# taz.de -- FC-Barcelona-Krise ist vorbei: Messi spielt bei den Ramones
       
       > Zehn Siege in Folge. Barça spielt endlich wieder großartig. Daran haben
       > die Stars Messi, Neymar und Suárez großen Anteil – aber auch Trainer Luis
       > Enrique.
       
 (IMG) Bild: Saucool: Ramones. Laut der Zeitung „As“ könnten da auch Messi und Neymar mitmachen
       
       BARCELONA taz | Marc-André ter Stegen berührte in der 20. Minute zum ersten
       Mal den Ball. In der 39. Minute musste er zum ersten Mal klären. Kurz vor
       dem Halbzeitpfiff verhinderte er grandios ein Gegentor, kurz nach der Pause
       fing er sich einen haltbaren Fernschuss ein. „Mein Fehler“, sagte der
       Torwart nach dem 3:1 (1:0) des FC Barcelona im Halbfinalhinspiel des
       spanischen Pokals gegen Villarreal.
       
       Aber von dem wohl anspruchsvollsten Fußballpublikum der Welt gab es keine
       Pfiffe. Nicht mal ein Raunen. Stattdessen bei nächstbester Gelegenheit
       aufmunternden Applaus. „Alles ist gut, denke ich“, so der junge deutsche
       Torwart. „Die Leute haben trotzdem gesehen, was ich kann.“
       
       Alles ist gut: Auf zehn Siege in Folge blickt Barça nun zurück. Der Serie
       wohnt ein fast unwirklicher Zauber inne, weil sie von aufregendem Fußball
       getragen wird und weil sie so unerwartet kam – erbaut auf den Ruinen eines
       schleichenden Verfalls in den letzten Jahren und eines großen Knalls zu
       Jahresbeginn.
       
       Wie sich die Verhältnisse in Spanien seitdem verschoben haben,
       verdeutlichen die Spiele gegen Atlético Madrid: Das vor Weihnachten noch
       dominante Real Madrid hat 2015 in drei Versuchen (Liga und Pokal) gegen den
       Stadtrivalen ein Remis bei 2:8 Toren fabriziert. Barça hat Atlético im
       selben Zeitraum dreimal geschlagen. Ein Punkt fehlt in der Liga noch auf
       Real. Gefühlt führt man schon haushoch.
       
       Der Mensch hat nun mal das besondere Talent zur selektiven Wahrnehmung: von
       ter Stegen blieb bei den Fans im Camp Nou an diesem Abend nicht der Fehler
       hängen, sondern sein modernes, technisch exzellentes Torwartspiel. Oder
       Luis Suárez, den feierten sie gegen Villarreal wie keinen anderen, obwohl
       er keinen Treffer erzielte. Wieder nicht. Erst sechs Tore in 20 Spielen von
       einem 80 Millionen Euro teuren Mittelstürmer. Aber wieder hat er gekämpft,
       die gegnerische Abwehr bearbeitet und das Chaos in ihr provoziert. „Suárez,
       Suárez“, riefen die Anhänger in der 41. Minute. Auch wenn er das 1:0 von
       Lionel Messi gerade nur vorbereitet hatte.

== ZIEL ==
Gib aus dem Artikel über den FC Barcelona die Stelle von „Der Mensch hat“ bis „nur vorbereitet hatte.“ wortgetreu wieder.

(Auflistung von Elementen und Bereichen)
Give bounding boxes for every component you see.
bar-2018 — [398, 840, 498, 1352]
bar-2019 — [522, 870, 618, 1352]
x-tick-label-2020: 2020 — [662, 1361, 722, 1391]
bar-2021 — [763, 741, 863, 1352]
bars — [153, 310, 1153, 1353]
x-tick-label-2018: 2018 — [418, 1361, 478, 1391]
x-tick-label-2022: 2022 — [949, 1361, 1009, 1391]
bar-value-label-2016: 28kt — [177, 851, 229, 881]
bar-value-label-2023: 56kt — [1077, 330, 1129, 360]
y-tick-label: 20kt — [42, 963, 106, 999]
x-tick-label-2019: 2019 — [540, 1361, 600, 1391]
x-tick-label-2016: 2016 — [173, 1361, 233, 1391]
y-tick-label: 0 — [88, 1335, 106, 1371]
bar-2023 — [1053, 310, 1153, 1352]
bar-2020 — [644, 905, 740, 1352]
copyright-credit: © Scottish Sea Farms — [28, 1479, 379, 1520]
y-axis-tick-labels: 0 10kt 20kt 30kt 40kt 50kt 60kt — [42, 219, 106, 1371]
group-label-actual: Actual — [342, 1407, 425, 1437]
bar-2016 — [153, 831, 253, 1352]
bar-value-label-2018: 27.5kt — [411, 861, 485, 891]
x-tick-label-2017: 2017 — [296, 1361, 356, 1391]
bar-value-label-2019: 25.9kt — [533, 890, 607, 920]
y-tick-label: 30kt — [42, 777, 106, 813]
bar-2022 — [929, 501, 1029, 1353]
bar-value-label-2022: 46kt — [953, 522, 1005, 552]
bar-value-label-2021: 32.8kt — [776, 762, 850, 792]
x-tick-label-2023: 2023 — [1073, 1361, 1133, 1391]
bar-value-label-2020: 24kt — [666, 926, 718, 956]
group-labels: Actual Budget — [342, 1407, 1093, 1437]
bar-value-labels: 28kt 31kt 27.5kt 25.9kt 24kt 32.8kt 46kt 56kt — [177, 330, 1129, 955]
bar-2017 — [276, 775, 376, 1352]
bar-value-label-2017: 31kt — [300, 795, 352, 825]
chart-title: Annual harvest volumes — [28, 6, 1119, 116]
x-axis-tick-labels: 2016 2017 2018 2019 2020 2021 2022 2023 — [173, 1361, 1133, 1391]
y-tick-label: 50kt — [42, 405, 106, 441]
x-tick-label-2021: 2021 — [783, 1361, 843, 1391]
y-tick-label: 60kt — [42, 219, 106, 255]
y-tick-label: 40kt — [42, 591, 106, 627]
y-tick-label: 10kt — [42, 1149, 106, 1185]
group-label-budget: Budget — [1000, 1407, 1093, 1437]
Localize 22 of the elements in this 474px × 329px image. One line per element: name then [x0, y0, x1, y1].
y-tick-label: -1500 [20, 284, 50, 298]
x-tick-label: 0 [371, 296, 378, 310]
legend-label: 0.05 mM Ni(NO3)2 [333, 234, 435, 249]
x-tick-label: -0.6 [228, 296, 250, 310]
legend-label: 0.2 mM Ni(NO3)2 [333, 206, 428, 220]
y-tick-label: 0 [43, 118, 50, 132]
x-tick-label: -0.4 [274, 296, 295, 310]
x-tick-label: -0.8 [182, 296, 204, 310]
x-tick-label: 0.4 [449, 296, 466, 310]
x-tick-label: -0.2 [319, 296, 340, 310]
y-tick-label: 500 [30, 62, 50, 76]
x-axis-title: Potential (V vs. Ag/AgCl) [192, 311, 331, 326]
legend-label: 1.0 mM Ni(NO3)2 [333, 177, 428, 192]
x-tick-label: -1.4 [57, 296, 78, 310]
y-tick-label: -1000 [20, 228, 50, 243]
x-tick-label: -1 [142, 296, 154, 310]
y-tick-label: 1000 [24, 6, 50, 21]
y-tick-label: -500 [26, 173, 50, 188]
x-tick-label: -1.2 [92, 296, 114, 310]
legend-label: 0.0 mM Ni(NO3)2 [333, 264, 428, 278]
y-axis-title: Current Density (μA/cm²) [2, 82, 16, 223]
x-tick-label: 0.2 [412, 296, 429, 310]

== LÖSUNG ==
Der Mensch hat nun mal das besondere Talent zur selektiven Wahrnehmung: von
       ter Stegen blieb bei den Fans im Camp Nou an diesem Abend nicht der Fehler
       hängen, sondern sein modernes, technisch exzellentes Torwartspiel. Oder
       Luis Suárez, den feierten sie gegen Villarreal wie keinen anderen, obwohl
       er keinen Treffer erzielte. Wieder nicht. Erst sechs Tore in 20 Spielen von
       einem 80 Millionen Euro teuren Mittelstürmer. Aber wieder hat er gekämpft,
       die gegnerische Abwehr bearbeitet und das Chaos in ihr provoziert. „Suárez,
       Suárez“, riefen die Anhänger in der 41. Minute. Auch wenn er das 1:0 von
       Lionel Messi gerade nur vorbereitet hatte.